- **What the task requires**:
Copy every line of the records below without changing anything, and leave out the pictures.

- **Extracted data**:
===============

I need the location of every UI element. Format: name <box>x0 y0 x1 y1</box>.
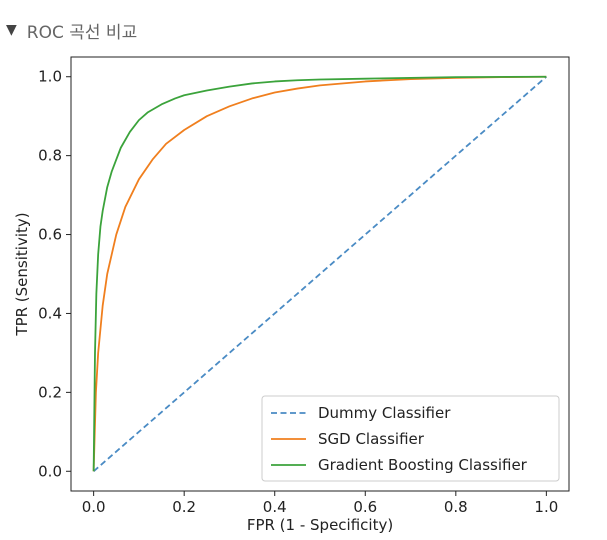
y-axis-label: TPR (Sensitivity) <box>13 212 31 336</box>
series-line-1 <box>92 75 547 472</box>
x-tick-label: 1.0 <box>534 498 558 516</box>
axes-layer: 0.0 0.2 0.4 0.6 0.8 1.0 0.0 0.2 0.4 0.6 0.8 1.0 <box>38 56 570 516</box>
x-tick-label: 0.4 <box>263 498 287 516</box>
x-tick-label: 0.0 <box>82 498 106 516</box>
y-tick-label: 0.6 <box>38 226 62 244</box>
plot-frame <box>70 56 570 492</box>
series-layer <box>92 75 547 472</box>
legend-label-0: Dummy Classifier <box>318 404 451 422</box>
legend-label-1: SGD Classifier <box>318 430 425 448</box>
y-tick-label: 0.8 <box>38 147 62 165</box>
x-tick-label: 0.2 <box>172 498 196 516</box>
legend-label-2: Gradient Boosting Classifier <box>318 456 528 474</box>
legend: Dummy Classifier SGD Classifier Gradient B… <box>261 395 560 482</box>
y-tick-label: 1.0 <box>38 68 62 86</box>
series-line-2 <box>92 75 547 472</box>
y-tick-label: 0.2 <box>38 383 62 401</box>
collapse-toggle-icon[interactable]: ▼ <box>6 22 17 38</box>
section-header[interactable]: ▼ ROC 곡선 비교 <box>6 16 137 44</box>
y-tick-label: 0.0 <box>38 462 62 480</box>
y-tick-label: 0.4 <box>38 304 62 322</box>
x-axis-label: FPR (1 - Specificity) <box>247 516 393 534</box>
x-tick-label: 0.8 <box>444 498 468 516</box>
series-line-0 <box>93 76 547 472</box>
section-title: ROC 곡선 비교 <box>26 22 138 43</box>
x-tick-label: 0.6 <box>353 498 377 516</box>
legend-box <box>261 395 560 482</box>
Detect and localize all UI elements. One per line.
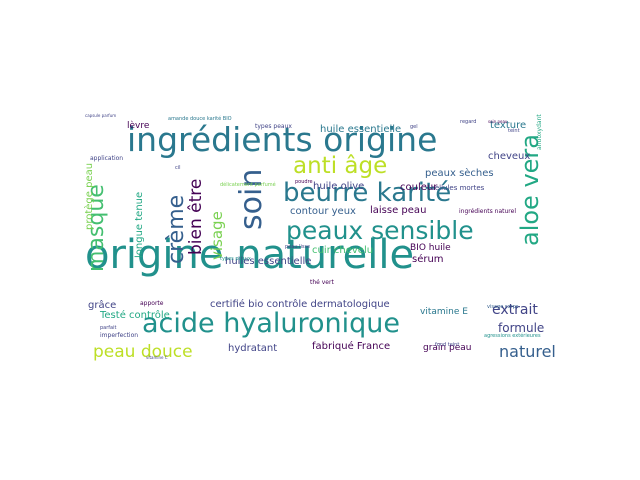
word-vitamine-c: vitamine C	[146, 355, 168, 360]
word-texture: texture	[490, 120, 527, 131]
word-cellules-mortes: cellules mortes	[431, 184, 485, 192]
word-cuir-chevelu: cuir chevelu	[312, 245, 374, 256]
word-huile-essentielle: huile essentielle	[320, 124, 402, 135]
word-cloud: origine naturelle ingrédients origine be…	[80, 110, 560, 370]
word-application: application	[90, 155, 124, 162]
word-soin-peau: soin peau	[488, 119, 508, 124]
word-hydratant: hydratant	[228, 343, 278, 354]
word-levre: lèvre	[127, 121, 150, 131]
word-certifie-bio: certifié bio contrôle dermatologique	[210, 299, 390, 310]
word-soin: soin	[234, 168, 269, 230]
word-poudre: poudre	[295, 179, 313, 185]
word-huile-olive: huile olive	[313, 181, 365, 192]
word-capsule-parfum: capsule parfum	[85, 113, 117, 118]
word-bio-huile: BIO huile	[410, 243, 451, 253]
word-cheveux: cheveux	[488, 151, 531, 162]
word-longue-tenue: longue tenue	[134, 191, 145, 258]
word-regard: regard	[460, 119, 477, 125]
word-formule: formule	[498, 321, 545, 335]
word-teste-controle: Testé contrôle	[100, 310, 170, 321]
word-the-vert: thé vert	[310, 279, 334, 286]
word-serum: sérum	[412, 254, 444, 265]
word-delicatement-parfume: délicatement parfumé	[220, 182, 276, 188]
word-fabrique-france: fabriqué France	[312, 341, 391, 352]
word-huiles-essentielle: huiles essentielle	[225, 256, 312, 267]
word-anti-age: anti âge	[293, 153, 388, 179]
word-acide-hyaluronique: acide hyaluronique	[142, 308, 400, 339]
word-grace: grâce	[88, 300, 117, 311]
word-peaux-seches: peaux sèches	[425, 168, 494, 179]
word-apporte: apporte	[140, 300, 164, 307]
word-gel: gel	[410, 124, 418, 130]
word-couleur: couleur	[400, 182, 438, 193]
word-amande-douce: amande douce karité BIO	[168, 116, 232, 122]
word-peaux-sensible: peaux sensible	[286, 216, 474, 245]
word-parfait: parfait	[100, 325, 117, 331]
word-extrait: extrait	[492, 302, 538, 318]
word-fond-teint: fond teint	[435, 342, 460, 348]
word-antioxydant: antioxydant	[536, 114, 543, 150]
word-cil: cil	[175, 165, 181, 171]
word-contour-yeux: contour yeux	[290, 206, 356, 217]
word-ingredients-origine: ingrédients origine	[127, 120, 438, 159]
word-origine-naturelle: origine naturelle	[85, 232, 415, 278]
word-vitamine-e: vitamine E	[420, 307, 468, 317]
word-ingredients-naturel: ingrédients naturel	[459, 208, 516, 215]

===============

- **Reply to the exercise**:
I need the location of every UI element. Format: name <box>x0 y0 x1 y1</box>.
y-axis-label: TPR (Sensitivity) <box>13 212 31 336</box>
series-line-1 <box>92 75 547 472</box>
x-tick-label: 1.0 <box>534 498 558 516</box>
axes-layer: 0.0 0.2 0.4 0.6 0.8 1.0 0.0 0.2 0.4 0.6 0.8 1.0 <box>38 56 570 516</box>
x-tick-label: 0.4 <box>263 498 287 516</box>
x-tick-label: 0.0 <box>82 498 106 516</box>
y-tick-label: 0.6 <box>38 226 62 244</box>
plot-frame <box>70 56 570 492</box>
series-layer <box>92 75 547 472</box>
legend-label-0: Dummy Classifier <box>318 404 451 422</box>
legend-label-1: SGD Classifier <box>318 430 425 448</box>
y-tick-label: 0.8 <box>38 147 62 165</box>
x-tick-label: 0.2 <box>172 498 196 516</box>
legend-label-2: Gradient Boosting Classifier <box>318 456 528 474</box>
legend: Dummy Classifier SGD Classifier Gradient B… <box>261 395 560 482</box>
y-tick-label: 1.0 <box>38 68 62 86</box>
series-line-2 <box>92 75 547 472</box>
y-tick-label: 0.2 <box>38 383 62 401</box>
collapse-toggle-icon[interactable]: ▼ <box>6 22 17 38</box>
section-header[interactable]: ▼ ROC 곡선 비교 <box>6 16 137 44</box>
y-tick-label: 0.0 <box>38 462 62 480</box>
y-tick-label: 0.4 <box>38 304 62 322</box>
x-axis-label: FPR (1 - Specificity) <box>247 516 393 534</box>
x-tick-label: 0.8 <box>444 498 468 516</box>
series-line-0 <box>93 76 547 472</box>
section-title: ROC 곡선 비교 <box>26 22 138 43</box>
x-tick-label: 0.6 <box>353 498 377 516</box>
legend-box <box>261 395 560 482</box>
Detect and localize all UI elements. One per line.
word-vitamine-c: vitamine C	[146, 355, 168, 360]
word-texture: texture	[490, 120, 527, 131]
word-cellules-mortes: cellules mortes	[431, 184, 485, 192]
word-cuir-chevelu: cuir chevelu	[312, 245, 374, 256]
word-huile-essentielle: huile essentielle	[320, 124, 402, 135]
word-cloud: origine naturelle ingrédients origine be…	[80, 110, 560, 370]
word-application: application	[90, 155, 124, 162]
word-soin-peau: soin peau	[488, 119, 508, 124]
word-hydratant: hydratant	[228, 343, 278, 354]
word-levre: lèvre	[127, 121, 150, 131]
word-certifie-bio: certifié bio contrôle dermatologique	[210, 299, 390, 310]
word-soin: soin	[234, 168, 269, 230]
word-poudre: poudre	[295, 179, 313, 185]
word-huile-olive: huile olive	[313, 181, 365, 192]
word-capsule-parfum: capsule parfum	[85, 113, 117, 118]
word-bio-huile: BIO huile	[410, 243, 451, 253]
word-cheveux: cheveux	[488, 151, 531, 162]
word-longue-tenue: longue tenue	[134, 191, 145, 258]
word-regard: regard	[460, 119, 477, 125]
word-formule: formule	[498, 321, 545, 335]
word-teste-controle: Testé contrôle	[100, 310, 170, 321]
word-the-vert: thé vert	[310, 279, 334, 286]
word-serum: sérum	[412, 254, 444, 265]
word-delicatement-parfume: délicatement parfumé	[220, 182, 276, 188]
word-fabrique-france: fabriqué France	[312, 341, 391, 352]
word-huiles-essentielle: huiles essentielle	[225, 256, 312, 267]
word-anti-age: anti âge	[293, 153, 388, 179]
word-acide-hyaluronique: acide hyaluronique	[142, 308, 400, 339]
word-grace: grâce	[88, 300, 117, 311]
word-peaux-seches: peaux sèches	[425, 168, 494, 179]
word-apporte: apporte	[140, 300, 164, 307]
word-gel: gel	[410, 124, 418, 130]
word-couleur: couleur	[400, 182, 438, 193]
word-amande-douce: amande douce karité BIO	[168, 116, 232, 122]
word-peaux-sensible: peaux sensible	[286, 216, 474, 245]
word-parfait: parfait	[100, 325, 117, 331]
word-extrait: extrait	[492, 302, 538, 318]
word-fond-teint: fond teint	[435, 342, 460, 348]
word-antioxydant: antioxydant	[536, 114, 543, 150]
word-cil: cil	[175, 165, 181, 171]
word-contour-yeux: contour yeux	[290, 206, 356, 217]
word-ingredients-origine: ingrédients origine	[127, 120, 438, 159]
word-origine-naturelle: origine naturelle	[85, 232, 415, 278]
word-vitamine-e: vitamine E	[420, 307, 468, 317]
word-ingredients-naturel: ingrédients naturel	[459, 208, 516, 215]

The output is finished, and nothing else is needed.